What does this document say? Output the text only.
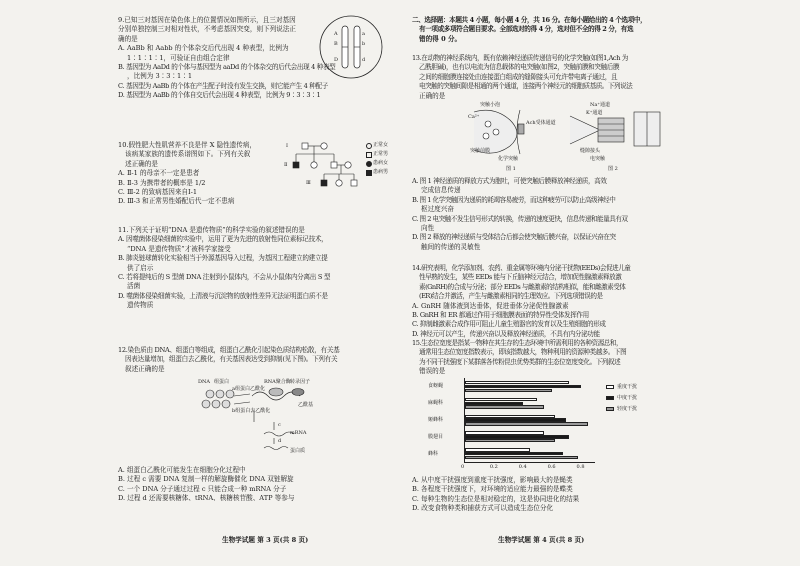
9.已知三对基因在染色体上的位置情况如图所示，且三对基因

分别单独控制三对相对性状，不考虑基因突变，则下列说法正

确的是

A. AaBb 和 Aabb 的个体杂交后代出现 4 种表型，比例为

1∶1∶1∶1，可验证自由组合定律

B. 基因型为 AaDd 的个体与基因型为 aaDd 的个体杂交的后代会出现 4 种表型

，比例为 3∶3∶1∶1

C. 基因型为 AaBb 的个体在产生配子时没有发生交换，则它能产生 4 种配子

D. 基因型为 AaBb 的个体自交后代会出现 4 种表型，比例为 9∶3∶3∶1

A	a
B	b
D	d

10.假性肥大性肌营养不良是伴 X 隐性遗传病，

该病某家族的遗传系谱图如下。下列有关叙

述正确的是

A. Ⅱ-1 的母亲不一定是患者

B. Ⅱ-3 为携带者的概率是 1/2

C. Ⅲ-2 的致病基因来自Ⅰ-1

D. Ⅲ-3 和正常男性婚配后代一定不患病

Ⅰ
Ⅱ
Ⅲ
正常女
正常男
患病女
患病男

11.下列关于证明“DNA 是遗传物质”的科学实验的叙述错误的是

A. 因噬菌体侵染细菌的实验中，运用了更为先进的放射性同位素标记技术，

“DNA 是遗传物质”才被科学家接受

B. 肺炎链球菌转化实验相当于外源基因导入过程，为基因工程建立的建立提

供了启示

C. 若将提纯后的 S 型菌 DNA 注射到小鼠体内，不会从小鼠体内分离出 S 型

活菌

D. 噬菌体侵染细菌实验，上清液与沉淀物的放射性差异无法证明蛋白质不是

遗传物质

12.染色质由 DNA、组蛋白等组成，组蛋白乙酰化引起染色质结构松散，有关基

因表达量增加，组蛋白去乙酰化，有关基因表达受到抑制(见下图)。下列有关

叙述正确的是

DNA 组蛋白
a组蛋白乙酰化
b组蛋白去乙酰化
RNA聚合酶 转录因子
c
mRNA
乙酰基
d
蛋白质

A. 组蛋白乙酰化可能发生在细胞分化过程中

B. 过程 c 需要 DNA 复制一样的解旋酶催化 DNA 双链解旋

C. 一个 DNA 分子通过过程 c 只能合成一种 mRNA 分子

D. 过程 d 还需要核糖体、tRNA、核糖核苷酸、ATP 等参与

生物学试题 第 3 页(共 8 页)

二、选择题：本题共 4 小题，每小题 4 分，共 16 分。在每小题给出的 4 个选项中，

有一项或多项符合题目要求。全部选对的得 4 分，选对但不全的得 2 分，有选

错的得 0 分。

13.在动物的神经系统内，既有依赖神经递质传递信号的化学突触(如图1,Ach 为

乙酰胆碱)，也有以电流为信息载体的电突触(如图2，突触前膜和突触后膜

之间的细胞膜连接处由连接蛋白组成的缝隙接头可允许带电离子通过，且

电突触的突触间隙是相通的两个通道，连接两个神经元的细胞质基质。下列说法

正确的是

突触小泡
Ca²⁺
Ach受体通道
突触前膜
化学突触
Na⁺通道
K⁺通道
缝隙接头
电突触
图 1	图 2

A. 图 1 神经递质的释放方式为胞吐，可使突触后膜释放神经递质，高效

完成信息传递

B. 图 1 化学突触因为递质的耗竭容易疲劳，而这种疲劳可以防止高级神经中

枢过度兴奋

C. 图 2 电突触不发生信号形式的转换，传递的速度更快，信息传递和能量具有双

向性

D. 图 2 释放的神经递质与受体结合后都会使突触后膜兴奋，以保证兴奋在突

触间的传递的灵敏性

14.研究表明，化学添加剂、农药、重金属等环境内分泌干扰物(EEDs)会促进儿童

性早熟的发生，某些 EEDs 能与下丘脑神经元结合，增加促性腺激素释放激

素(GnRH)的合成与分泌；部分 EEDs 与雌激素的结构相似，能和雌激素受体

(ER)结合并激活，产生与雌激素相同的生理效应。下列选项错误的是

A. GnRH 随体液到达垂体，促进垂体分泌促性腺激素

B. GnRH 和 ER 都通过作用于细胞膜表面的特异性受体发挥作用

C. 抑制雌激素合成作用可阻止儿童生殖器官的发育以及生殖细胞的形成

D. 神经元可以产生，传递兴奋以及释放神经递质，不具有内分泌功能

15.生态位宽度是指某一物种在其生存的生态环境中所需利用的各种资源总和，

通常用生态位宽度指数表示，即该指数越大，物种利用的资源种类越多。下图

为不同干扰强度下某群落各传粉昆虫优势类群的生态位宽度变化。下列叙述

错误的是

食蚜蝇
麻蝇科
姬蜂科
膜翅目
蜂科
0	0.2	0.4	0.6	0.8
重度干扰
中度干扰
轻度干扰

A. 从中度干扰强度到重度干扰强度，影响最大的是蝇类

B. 各程度干扰强度下，对环境的适应能力最强的是蝶类

C. 每种生物的生态位是相对稳定的，这是协同进化的结果

D. 改变食物种类和捕获方式可以造成生态位分化

生物学试题 第 4 页(共 8 页)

* * *

WHAT TO DO >> Copy all lines of the material above where the string "GnRH" occurs.

TASK RESULT >>
素(GnRH)的合成与分泌；部分 EEDs 与雌激素的结构相似，能和雌激素受体
A. GnRH 随体液到达垂体，促进垂体分泌促性腺激素
B. GnRH 和 ER 都通过作用于细胞膜表面的特异性受体发挥作用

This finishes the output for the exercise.